## Exercise objective
Look through the records below and collect all lines that hold the string "this".

## Available data
------------------------------

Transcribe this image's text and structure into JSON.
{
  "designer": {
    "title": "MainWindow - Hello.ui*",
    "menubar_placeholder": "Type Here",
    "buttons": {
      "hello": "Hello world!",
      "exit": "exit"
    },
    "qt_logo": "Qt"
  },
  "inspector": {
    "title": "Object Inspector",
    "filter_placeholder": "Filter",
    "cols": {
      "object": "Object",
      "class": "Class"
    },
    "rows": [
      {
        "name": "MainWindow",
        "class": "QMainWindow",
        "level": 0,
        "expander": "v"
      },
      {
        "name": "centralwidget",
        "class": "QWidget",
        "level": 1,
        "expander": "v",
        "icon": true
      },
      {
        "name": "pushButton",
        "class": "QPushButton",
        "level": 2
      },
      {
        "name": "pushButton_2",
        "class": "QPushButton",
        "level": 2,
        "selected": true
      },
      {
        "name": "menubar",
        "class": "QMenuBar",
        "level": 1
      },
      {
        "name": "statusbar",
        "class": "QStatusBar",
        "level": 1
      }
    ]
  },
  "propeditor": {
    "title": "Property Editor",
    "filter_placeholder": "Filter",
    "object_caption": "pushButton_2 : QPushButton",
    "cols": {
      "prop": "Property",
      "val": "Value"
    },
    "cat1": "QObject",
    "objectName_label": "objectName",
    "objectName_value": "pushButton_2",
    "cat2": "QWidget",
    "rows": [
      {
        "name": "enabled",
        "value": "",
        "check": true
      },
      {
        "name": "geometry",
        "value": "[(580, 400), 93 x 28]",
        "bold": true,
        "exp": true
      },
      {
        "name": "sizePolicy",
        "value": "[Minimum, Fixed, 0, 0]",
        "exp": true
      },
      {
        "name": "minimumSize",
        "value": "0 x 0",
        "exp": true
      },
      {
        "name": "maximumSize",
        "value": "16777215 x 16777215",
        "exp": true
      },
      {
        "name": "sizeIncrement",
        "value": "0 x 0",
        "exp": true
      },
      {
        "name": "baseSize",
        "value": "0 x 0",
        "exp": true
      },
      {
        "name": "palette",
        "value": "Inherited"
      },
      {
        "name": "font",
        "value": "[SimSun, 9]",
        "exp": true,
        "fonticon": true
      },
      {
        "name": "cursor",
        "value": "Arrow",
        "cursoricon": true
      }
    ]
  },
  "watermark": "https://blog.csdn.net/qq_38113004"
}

------------------------------

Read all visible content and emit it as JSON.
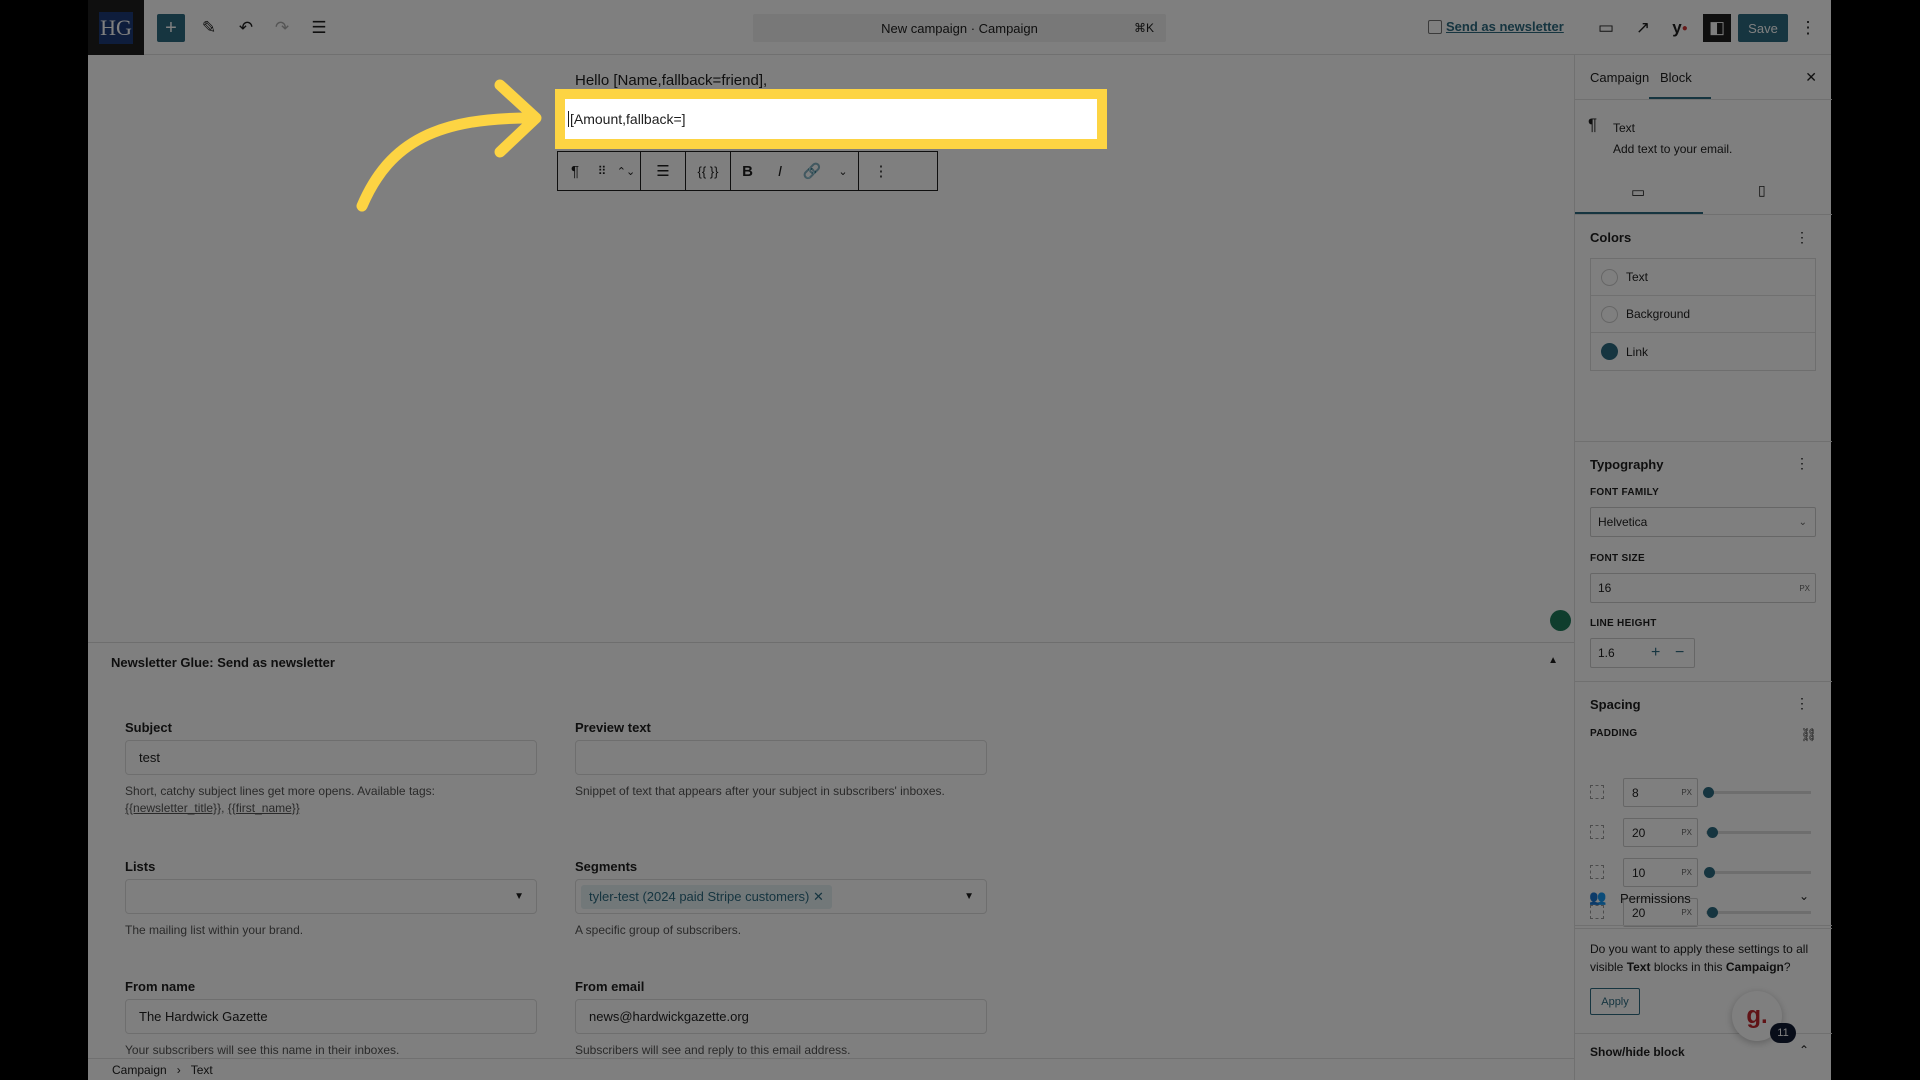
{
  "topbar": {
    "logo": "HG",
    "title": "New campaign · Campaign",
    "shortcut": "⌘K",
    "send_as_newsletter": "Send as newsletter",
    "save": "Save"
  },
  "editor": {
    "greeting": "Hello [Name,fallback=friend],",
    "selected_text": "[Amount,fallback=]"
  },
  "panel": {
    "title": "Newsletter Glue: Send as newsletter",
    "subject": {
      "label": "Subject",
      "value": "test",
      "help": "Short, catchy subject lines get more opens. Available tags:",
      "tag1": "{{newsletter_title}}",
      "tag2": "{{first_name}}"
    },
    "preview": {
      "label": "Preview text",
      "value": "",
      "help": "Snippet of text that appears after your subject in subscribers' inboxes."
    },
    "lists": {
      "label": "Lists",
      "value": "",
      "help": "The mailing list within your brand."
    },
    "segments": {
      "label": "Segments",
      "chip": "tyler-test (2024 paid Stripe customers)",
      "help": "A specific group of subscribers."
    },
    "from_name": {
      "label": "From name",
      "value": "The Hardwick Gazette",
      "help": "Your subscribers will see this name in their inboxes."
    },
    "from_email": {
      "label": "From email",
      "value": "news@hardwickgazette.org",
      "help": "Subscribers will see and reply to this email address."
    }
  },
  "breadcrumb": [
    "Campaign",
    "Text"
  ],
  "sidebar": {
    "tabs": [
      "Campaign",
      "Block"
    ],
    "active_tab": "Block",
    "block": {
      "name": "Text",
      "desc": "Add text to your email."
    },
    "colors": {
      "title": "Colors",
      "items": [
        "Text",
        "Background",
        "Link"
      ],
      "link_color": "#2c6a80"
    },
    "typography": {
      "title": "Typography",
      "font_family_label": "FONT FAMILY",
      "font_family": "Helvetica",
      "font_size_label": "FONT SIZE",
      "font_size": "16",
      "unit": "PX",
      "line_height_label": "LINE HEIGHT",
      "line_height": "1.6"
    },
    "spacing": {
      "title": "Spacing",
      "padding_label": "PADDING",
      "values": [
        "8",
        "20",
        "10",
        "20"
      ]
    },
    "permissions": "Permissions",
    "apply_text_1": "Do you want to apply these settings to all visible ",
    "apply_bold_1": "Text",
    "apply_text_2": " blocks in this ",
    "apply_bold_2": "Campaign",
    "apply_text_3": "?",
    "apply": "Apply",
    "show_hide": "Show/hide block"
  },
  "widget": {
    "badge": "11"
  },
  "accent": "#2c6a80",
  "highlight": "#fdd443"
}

------------------------------

## Reply to the exercise
Transcribe this image's text and structure into JSON.
      "help": "Your subscribers will see this name in their inboxes."
      "help": "Subscribers will see and reply to this email address."
    "apply_text_2": " blocks in this ",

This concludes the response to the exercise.